• Written problem:
Pull each line containing "Resolution" out of the data and copy it.

▼▼▼

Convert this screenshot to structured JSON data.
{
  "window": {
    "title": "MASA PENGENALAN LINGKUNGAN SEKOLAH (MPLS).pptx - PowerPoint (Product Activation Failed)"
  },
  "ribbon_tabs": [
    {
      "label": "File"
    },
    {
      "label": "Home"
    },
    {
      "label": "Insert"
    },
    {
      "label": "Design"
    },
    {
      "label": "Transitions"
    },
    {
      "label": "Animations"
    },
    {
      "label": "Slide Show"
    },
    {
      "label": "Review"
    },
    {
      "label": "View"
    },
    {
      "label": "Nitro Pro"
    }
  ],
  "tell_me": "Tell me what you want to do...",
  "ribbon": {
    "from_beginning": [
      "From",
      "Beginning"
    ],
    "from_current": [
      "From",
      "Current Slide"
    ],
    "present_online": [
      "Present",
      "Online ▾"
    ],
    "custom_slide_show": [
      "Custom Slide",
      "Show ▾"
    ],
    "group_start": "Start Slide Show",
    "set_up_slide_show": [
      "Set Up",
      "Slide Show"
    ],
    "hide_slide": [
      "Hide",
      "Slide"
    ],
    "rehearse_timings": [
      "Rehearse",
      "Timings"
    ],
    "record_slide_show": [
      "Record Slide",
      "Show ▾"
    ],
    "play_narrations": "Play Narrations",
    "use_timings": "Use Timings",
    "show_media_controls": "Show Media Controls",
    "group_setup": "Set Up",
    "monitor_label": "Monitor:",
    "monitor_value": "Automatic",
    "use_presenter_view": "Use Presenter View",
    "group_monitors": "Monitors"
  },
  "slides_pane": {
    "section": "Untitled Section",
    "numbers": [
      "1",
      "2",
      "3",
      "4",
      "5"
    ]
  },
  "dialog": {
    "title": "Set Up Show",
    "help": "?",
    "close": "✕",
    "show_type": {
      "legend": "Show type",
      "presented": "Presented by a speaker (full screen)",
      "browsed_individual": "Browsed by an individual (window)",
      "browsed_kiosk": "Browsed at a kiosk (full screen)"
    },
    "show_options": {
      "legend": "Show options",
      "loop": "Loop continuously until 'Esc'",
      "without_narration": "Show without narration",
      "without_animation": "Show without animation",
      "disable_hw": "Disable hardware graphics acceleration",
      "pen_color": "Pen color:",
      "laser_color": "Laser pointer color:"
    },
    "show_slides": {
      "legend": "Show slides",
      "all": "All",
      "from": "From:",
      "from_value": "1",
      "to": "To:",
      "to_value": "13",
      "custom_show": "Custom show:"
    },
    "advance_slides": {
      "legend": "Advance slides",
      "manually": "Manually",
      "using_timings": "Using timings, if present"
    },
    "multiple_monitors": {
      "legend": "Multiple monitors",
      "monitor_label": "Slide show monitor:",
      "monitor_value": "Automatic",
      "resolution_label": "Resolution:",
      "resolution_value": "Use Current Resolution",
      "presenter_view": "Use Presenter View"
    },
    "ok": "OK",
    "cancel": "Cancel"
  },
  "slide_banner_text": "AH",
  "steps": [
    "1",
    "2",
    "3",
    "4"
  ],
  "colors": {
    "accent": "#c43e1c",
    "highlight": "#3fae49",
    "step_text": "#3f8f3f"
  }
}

▲▲▲
▼▼▼

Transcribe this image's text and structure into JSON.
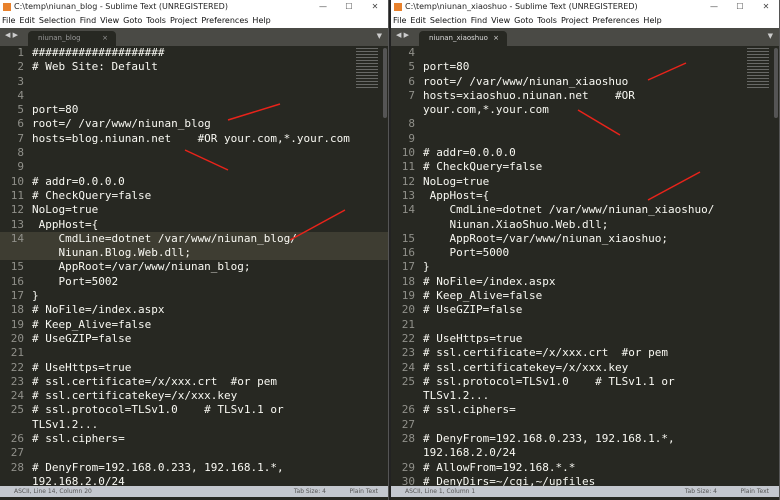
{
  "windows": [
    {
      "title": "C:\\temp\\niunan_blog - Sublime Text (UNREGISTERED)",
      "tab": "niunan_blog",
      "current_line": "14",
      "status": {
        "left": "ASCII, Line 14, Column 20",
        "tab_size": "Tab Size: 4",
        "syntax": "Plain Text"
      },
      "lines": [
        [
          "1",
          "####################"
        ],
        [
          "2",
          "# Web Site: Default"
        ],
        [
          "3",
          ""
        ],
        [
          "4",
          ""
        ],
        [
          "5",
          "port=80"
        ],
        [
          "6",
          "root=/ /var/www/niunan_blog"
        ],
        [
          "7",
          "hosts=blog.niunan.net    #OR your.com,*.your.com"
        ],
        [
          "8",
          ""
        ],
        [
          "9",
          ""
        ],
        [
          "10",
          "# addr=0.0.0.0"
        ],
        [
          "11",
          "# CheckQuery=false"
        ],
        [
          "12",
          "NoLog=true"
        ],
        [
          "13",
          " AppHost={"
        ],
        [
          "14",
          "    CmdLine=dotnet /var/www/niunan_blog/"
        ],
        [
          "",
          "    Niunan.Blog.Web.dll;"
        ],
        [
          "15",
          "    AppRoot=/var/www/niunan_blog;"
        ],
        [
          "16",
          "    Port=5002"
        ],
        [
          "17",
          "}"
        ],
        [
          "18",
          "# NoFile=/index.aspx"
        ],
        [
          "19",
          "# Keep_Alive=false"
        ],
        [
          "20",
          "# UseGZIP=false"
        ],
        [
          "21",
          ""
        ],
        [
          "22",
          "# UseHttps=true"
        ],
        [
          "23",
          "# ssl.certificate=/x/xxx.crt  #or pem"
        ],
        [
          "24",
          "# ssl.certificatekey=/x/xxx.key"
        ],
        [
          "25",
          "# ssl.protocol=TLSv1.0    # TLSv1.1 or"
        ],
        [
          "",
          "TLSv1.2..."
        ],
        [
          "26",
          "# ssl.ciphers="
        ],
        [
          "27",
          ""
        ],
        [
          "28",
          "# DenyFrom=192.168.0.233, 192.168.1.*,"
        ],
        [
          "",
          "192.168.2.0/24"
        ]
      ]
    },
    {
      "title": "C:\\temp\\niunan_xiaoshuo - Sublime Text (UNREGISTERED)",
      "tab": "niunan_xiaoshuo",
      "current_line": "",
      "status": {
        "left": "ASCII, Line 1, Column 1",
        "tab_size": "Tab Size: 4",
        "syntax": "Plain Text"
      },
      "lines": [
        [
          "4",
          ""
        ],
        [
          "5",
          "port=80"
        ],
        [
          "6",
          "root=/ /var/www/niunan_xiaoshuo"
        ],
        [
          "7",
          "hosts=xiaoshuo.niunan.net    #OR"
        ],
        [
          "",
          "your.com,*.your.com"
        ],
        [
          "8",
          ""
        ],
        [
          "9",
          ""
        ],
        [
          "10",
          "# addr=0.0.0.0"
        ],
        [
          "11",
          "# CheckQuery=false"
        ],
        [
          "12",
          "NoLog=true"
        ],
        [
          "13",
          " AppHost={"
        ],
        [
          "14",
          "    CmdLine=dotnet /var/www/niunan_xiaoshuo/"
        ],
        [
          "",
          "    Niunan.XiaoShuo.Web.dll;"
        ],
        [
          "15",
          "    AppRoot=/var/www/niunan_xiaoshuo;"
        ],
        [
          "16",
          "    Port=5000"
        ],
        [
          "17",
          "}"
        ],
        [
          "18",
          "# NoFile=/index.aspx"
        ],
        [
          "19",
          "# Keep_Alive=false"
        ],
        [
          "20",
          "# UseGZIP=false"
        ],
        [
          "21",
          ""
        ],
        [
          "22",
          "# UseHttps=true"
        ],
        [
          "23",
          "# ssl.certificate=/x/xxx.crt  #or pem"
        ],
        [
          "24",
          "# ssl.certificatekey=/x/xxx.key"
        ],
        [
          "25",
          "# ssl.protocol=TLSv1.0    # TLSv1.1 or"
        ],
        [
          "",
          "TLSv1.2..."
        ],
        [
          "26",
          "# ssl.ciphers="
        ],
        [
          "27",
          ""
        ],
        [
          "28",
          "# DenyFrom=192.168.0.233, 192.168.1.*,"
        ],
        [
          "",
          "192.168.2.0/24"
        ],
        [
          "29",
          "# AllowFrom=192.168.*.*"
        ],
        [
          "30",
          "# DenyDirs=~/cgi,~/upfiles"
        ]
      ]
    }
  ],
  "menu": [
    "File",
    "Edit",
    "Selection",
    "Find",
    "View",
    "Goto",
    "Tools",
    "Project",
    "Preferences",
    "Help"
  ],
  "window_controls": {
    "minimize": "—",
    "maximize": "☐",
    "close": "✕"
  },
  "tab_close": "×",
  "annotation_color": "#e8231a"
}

▲▲▲

• Solution to this problem:
      "resolution_label": "Resolution:",
      "resolution_value": "Use Current Resolution",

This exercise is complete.